*Stored rows*:
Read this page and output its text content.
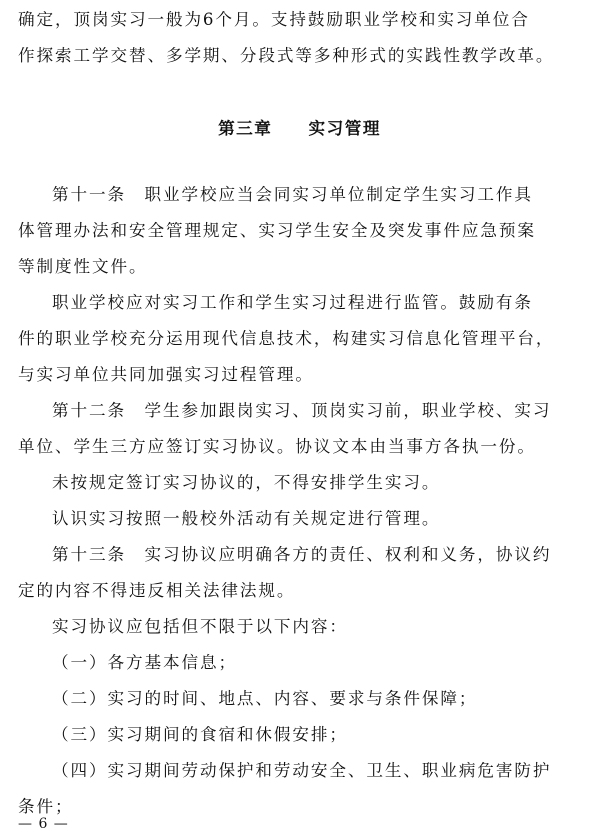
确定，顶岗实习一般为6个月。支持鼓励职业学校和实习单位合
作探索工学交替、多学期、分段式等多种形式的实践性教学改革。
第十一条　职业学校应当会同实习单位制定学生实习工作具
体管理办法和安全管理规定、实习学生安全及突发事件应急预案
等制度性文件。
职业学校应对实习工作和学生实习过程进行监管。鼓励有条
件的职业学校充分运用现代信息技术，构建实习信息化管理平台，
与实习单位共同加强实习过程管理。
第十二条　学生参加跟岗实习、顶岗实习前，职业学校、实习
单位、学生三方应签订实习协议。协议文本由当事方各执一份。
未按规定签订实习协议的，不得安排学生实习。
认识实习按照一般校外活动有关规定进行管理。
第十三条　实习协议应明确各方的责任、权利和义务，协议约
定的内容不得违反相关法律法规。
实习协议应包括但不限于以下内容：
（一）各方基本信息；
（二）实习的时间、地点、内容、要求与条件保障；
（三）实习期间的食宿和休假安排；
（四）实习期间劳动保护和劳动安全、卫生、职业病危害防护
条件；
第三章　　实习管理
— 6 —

--

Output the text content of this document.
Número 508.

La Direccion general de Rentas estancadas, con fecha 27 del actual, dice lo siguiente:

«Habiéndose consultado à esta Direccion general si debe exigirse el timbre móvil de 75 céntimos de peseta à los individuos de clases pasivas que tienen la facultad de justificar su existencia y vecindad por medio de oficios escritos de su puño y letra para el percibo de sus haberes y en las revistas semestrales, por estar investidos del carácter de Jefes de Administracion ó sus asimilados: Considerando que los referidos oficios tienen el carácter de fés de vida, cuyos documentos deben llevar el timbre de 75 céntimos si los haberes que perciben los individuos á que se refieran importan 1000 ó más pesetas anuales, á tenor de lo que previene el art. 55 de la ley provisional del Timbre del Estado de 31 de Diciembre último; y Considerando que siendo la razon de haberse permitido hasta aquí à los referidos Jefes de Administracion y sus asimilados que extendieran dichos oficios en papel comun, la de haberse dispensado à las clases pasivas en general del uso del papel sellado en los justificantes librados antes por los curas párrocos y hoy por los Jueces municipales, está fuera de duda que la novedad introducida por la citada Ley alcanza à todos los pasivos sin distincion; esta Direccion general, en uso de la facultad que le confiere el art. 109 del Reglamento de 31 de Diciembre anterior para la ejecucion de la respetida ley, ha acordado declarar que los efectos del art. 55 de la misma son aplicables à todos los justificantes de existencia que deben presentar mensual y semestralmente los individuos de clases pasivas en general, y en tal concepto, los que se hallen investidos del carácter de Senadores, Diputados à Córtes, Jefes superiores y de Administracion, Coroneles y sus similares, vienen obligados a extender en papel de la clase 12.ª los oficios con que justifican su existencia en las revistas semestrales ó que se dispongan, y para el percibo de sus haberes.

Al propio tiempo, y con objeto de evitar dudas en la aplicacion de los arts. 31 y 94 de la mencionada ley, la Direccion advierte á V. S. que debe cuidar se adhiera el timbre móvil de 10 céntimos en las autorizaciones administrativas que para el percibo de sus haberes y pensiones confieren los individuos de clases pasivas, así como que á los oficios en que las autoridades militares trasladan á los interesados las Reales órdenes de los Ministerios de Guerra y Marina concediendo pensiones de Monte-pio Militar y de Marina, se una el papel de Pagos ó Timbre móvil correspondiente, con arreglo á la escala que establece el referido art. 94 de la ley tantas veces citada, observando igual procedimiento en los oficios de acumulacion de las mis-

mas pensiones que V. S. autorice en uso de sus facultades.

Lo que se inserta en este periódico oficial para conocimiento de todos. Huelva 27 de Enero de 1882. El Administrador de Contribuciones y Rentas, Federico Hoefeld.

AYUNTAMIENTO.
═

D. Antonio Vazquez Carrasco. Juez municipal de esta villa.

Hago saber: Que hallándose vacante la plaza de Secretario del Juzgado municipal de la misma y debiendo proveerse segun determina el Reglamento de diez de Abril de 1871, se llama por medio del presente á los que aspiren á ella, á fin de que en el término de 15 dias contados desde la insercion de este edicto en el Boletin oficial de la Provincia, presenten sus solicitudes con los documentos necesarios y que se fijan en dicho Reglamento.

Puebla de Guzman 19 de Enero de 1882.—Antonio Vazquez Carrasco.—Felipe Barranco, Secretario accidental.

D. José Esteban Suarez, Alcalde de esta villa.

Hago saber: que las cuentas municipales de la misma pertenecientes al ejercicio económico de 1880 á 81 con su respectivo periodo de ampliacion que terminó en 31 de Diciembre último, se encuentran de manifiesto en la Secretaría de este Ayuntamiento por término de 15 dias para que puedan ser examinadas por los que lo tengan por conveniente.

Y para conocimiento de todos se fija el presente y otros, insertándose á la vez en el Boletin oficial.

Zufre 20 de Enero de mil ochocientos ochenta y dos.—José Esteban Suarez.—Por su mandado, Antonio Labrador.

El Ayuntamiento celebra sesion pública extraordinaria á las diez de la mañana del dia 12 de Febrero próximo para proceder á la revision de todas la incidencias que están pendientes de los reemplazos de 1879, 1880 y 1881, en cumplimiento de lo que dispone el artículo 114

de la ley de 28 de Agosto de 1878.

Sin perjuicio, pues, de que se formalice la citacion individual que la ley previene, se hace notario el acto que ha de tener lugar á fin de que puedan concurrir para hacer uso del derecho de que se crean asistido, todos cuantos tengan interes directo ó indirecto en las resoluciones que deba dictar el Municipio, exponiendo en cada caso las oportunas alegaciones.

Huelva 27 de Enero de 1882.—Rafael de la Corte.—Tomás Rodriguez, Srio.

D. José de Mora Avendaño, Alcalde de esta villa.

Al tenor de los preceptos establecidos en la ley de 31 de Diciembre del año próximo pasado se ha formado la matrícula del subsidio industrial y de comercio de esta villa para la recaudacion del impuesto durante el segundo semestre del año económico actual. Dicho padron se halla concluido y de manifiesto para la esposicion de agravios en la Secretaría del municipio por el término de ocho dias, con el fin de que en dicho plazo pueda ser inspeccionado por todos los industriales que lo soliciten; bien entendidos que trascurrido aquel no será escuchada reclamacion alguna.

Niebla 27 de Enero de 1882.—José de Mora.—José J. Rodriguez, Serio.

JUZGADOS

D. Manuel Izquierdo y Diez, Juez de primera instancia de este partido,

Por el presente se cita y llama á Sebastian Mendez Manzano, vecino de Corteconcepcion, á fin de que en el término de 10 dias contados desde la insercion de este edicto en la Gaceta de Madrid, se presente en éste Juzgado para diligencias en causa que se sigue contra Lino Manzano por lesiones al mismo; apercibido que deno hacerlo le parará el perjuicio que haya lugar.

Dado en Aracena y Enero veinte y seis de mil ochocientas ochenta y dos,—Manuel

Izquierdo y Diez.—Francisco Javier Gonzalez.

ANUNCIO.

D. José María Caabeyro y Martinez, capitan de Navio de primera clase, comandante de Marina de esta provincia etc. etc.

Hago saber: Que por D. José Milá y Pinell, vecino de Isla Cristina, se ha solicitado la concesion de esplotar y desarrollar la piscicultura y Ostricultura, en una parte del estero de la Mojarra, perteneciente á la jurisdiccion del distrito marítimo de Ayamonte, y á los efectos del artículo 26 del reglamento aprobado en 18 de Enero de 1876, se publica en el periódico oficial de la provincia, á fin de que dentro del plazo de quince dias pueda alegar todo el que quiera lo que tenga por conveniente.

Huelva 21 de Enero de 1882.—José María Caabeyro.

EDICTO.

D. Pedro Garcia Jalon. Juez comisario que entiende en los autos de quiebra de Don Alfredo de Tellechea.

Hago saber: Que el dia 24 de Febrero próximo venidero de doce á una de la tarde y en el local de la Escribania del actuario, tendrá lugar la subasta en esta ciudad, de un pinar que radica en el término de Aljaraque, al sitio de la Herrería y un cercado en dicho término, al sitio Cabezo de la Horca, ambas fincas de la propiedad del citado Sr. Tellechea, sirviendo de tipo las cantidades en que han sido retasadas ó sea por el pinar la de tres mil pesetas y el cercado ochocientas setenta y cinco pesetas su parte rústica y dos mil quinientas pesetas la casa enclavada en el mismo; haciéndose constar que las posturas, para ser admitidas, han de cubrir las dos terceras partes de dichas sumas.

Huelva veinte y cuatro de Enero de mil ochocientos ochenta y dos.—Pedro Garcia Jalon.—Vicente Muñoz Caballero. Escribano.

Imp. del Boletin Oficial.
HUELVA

---

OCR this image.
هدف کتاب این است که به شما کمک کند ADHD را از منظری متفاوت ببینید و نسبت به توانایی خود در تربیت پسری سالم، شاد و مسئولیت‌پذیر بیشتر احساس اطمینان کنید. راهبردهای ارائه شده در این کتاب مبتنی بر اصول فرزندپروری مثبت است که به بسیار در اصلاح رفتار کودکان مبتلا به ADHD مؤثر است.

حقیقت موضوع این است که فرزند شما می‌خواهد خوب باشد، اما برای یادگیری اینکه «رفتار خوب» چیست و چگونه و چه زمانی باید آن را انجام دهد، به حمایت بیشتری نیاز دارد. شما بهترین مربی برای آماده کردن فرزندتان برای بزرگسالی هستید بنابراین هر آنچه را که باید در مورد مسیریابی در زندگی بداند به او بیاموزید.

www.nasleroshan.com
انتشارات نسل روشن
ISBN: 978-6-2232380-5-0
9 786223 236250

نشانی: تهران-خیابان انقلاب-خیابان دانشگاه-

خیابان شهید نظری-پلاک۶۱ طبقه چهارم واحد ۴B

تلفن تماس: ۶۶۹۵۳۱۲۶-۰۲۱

*Written task*: Across the records, how many lines contain "text"? Only the number should be given.

*Task result*: 2